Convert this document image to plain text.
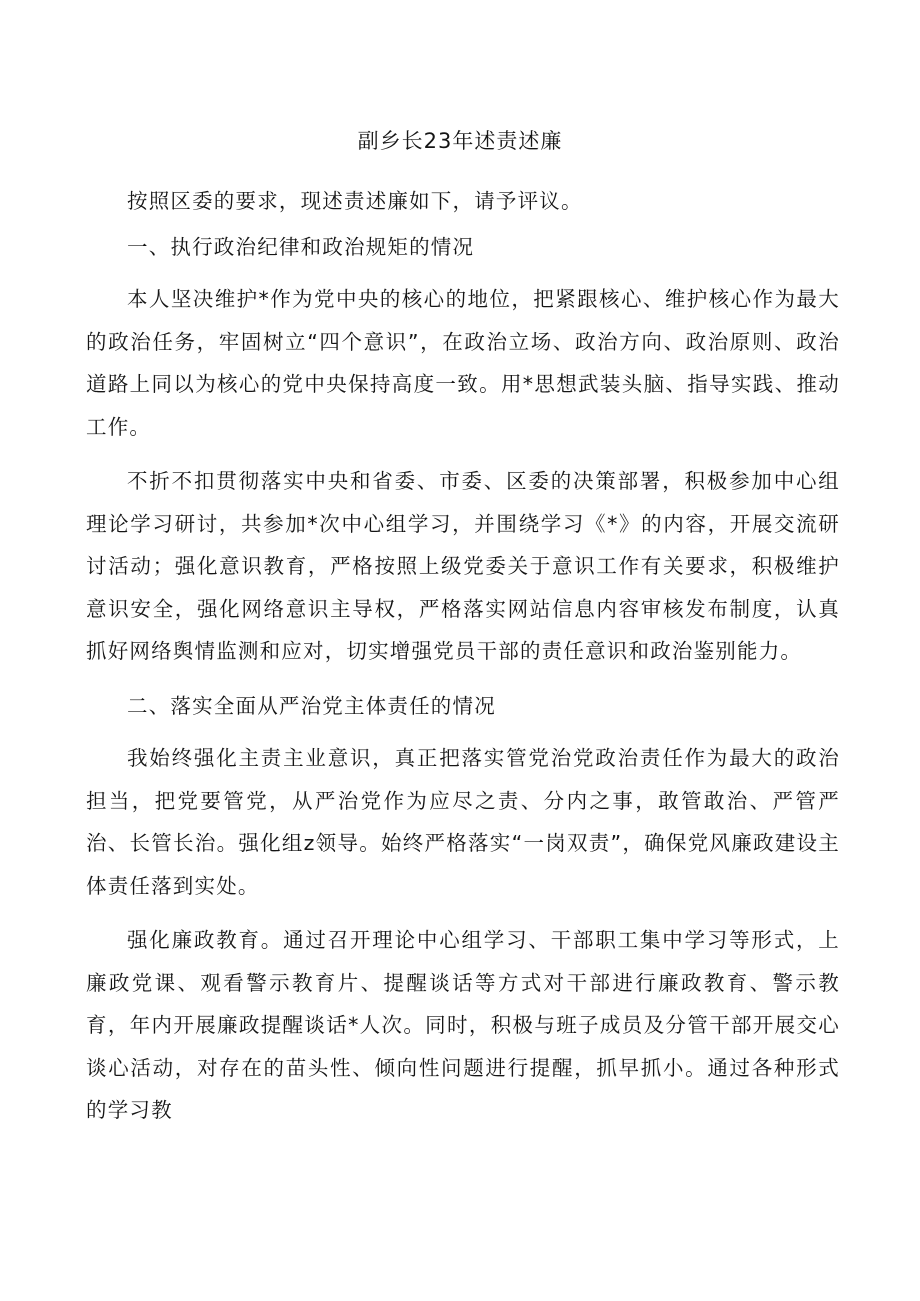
副乡长23年述责述廉

按照区委的要求，现述责述廉如下，请予评议。

一、执行政治纪律和政治规矩的情况

本人坚决维护*作为党中央的核心的地位，把紧跟核心、维护核心作为最大的政治任务，牢固树立“四个意识”，在政治立场、政治方向、政治原则、政治道路上同以为核心的党中央保持高度一致。用*思想武装头脑、指导实践、推动工作。

不折不扣贯彻落实中央和省委、市委、区委的决策部署，积极参加中心组理论学习研讨，共参加*次中心组学习，并围绕学习《*》的内容，开展交流研讨活动；强化意识教育，严格按照上级党委关于意识工作有关要求，积极维护意识安全，强化网络意识主导权，严格落实网站信息内容审核发布制度，认真抓好网络舆情监测和应对，切实增强党员干部的责任意识和政治鉴别能力。

二、落实全面从严治党主体责任的情况

我始终强化主责主业意识，真正把落实管党治党政治责任作为最大的政治担当，把党要管党，从严治党作为应尽之责、分内之事，敢管敢治、严管严治、长管长治。强化组z领导。始终严格落实“一岗双责”，确保党风廉政建设主体责任落到实处。

强化廉政教育。通过召开理论中心组学习、干部职工集中学习等形式，上廉政党课、观看警示教育片、提醒谈话等方式对干部进行廉政教育、警示教育，年内开展廉政提醒谈话*人次。同时，积极与班子成员及分管干部开展交心谈心活动，对存在的苗头性、倾向性问题进行提醒，抓早抓小。通过各种形式的学习教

---

Goal: Repeat verbatim all the material, but not the pictures.

Completed task:
Convert this document image to plain text.
副乡长23年述责述廉

按照区委的要求，现述责述廉如下，请予评议。

一、执行政治纪律和政治规矩的情况

本人坚决维护*作为党中央的核心的地位，把紧跟核心、维护核心作为最大的政治任务，牢固树立“四个意识”，在政治立场、政治方向、政治原则、政治道路上同以为核心的党中央保持高度一致。用*思想武装头脑、指导实践、推动工作。

不折不扣贯彻落实中央和省委、市委、区委的决策部署，积极参加中心组理论学习研讨，共参加*次中心组学习，并围绕学习《*》的内容，开展交流研讨活动；强化意识教育，严格按照上级党委关于意识工作有关要求，积极维护意识安全，强化网络意识主导权，严格落实网站信息内容审核发布制度，认真抓好网络舆情监测和应对，切实增强党员干部的责任意识和政治鉴别能力。

二、落实全面从严治党主体责任的情况

我始终强化主责主业意识，真正把落实管党治党政治责任作为最大的政治担当，把党要管党，从严治党作为应尽之责、分内之事，敢管敢治、严管严治、长管长治。强化组z领导。始终严格落实“一岗双责”，确保党风廉政建设主体责任落到实处。

强化廉政教育。通过召开理论中心组学习、干部职工集中学习等形式，上廉政党课、观看警示教育片、提醒谈话等方式对干部进行廉政教育、警示教育，年内开展廉政提醒谈话*人次。同时，积极与班子成员及分管干部开展交心谈心活动，对存在的苗头性、倾向性问题进行提醒，抓早抓小。通过各种形式的学习教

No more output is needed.